Problem: Produce an exact transcription of the listing below, omitting the pictures.

Entries shown:
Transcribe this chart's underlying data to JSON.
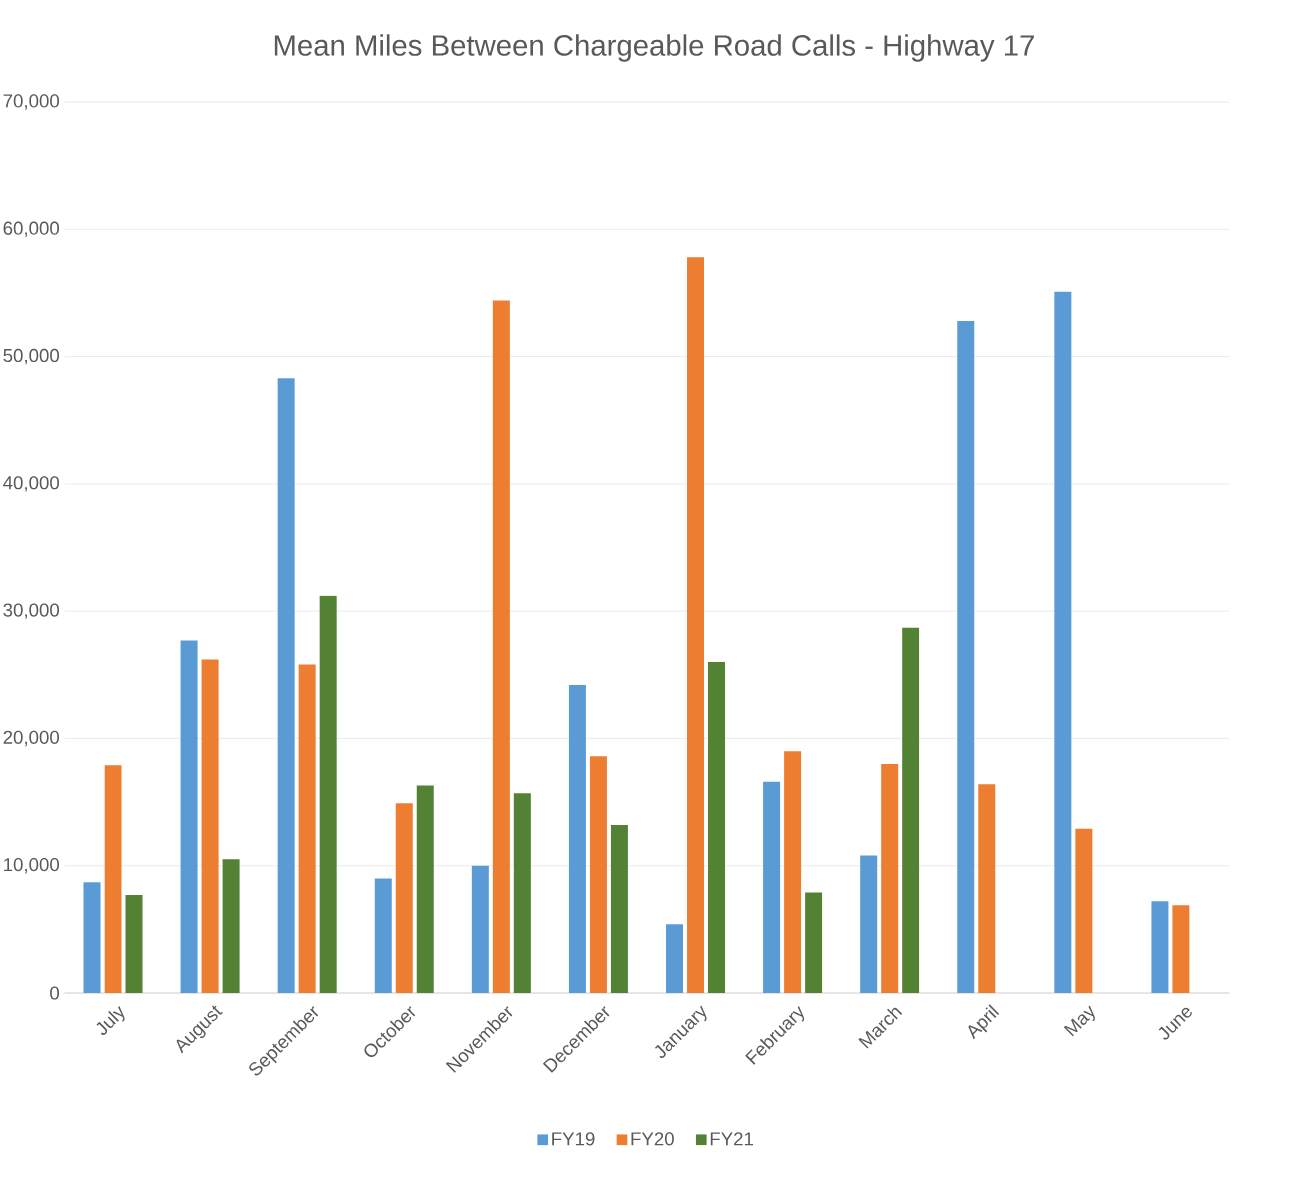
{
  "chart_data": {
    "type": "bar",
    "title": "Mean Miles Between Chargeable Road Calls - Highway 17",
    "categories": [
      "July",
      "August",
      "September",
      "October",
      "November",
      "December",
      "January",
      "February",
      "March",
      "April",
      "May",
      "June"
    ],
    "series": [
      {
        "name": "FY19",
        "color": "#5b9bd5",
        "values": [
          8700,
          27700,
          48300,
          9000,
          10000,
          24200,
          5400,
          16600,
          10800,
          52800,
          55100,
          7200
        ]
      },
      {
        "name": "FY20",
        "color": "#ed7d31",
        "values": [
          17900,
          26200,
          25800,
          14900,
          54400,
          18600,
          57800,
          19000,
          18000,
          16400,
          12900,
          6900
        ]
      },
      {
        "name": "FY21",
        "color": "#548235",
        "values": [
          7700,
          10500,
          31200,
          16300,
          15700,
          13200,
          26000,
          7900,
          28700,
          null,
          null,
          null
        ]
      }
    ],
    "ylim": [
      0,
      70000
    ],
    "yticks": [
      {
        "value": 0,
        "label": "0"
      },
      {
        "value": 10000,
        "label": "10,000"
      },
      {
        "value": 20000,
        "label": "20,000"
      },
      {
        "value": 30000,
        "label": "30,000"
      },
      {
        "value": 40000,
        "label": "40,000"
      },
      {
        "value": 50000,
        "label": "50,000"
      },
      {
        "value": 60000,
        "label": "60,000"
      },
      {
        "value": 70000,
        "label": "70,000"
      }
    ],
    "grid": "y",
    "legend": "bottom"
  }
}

Solved exercise:
Transcribe this chart's underlying data to JSON.
{
  "chart_data": {
    "type": "bar",
    "title": "Mean Miles Between Chargeable Road Calls - Highway 17",
    "categories": [
      "July",
      "August",
      "September",
      "October",
      "November",
      "December",
      "January",
      "February",
      "March",
      "April",
      "May",
      "June"
    ],
    "series": [
      {
        "name": "FY19",
        "color": "#5b9bd5",
        "values": [
          8700,
          27700,
          48300,
          9000,
          10000,
          24200,
          5400,
          16600,
          10800,
          52800,
          55100,
          7200
        ]
      },
      {
        "name": "FY20",
        "color": "#ed7d31",
        "values": [
          17900,
          26200,
          25800,
          14900,
          54400,
          18600,
          57800,
          19000,
          18000,
          16400,
          12900,
          6900
        ]
      },
      {
        "name": "FY21",
        "color": "#548235",
        "values": [
          7700,
          10500,
          31200,
          16300,
          15700,
          13200,
          26000,
          7900,
          28700,
          null,
          null,
          null
        ]
      }
    ],
    "ylim": [
      0,
      70000
    ],
    "yticks": [
      {
        "value": 0,
        "label": "0"
      },
      {
        "value": 10000,
        "label": "10,000"
      },
      {
        "value": 20000,
        "label": "20,000"
      },
      {
        "value": 30000,
        "label": "30,000"
      },
      {
        "value": 40000,
        "label": "40,000"
      },
      {
        "value": 50000,
        "label": "50,000"
      },
      {
        "value": 60000,
        "label": "60,000"
      },
      {
        "value": 70000,
        "label": "70,000"
      }
    ],
    "grid": "y",
    "legend": "bottom"
  }
}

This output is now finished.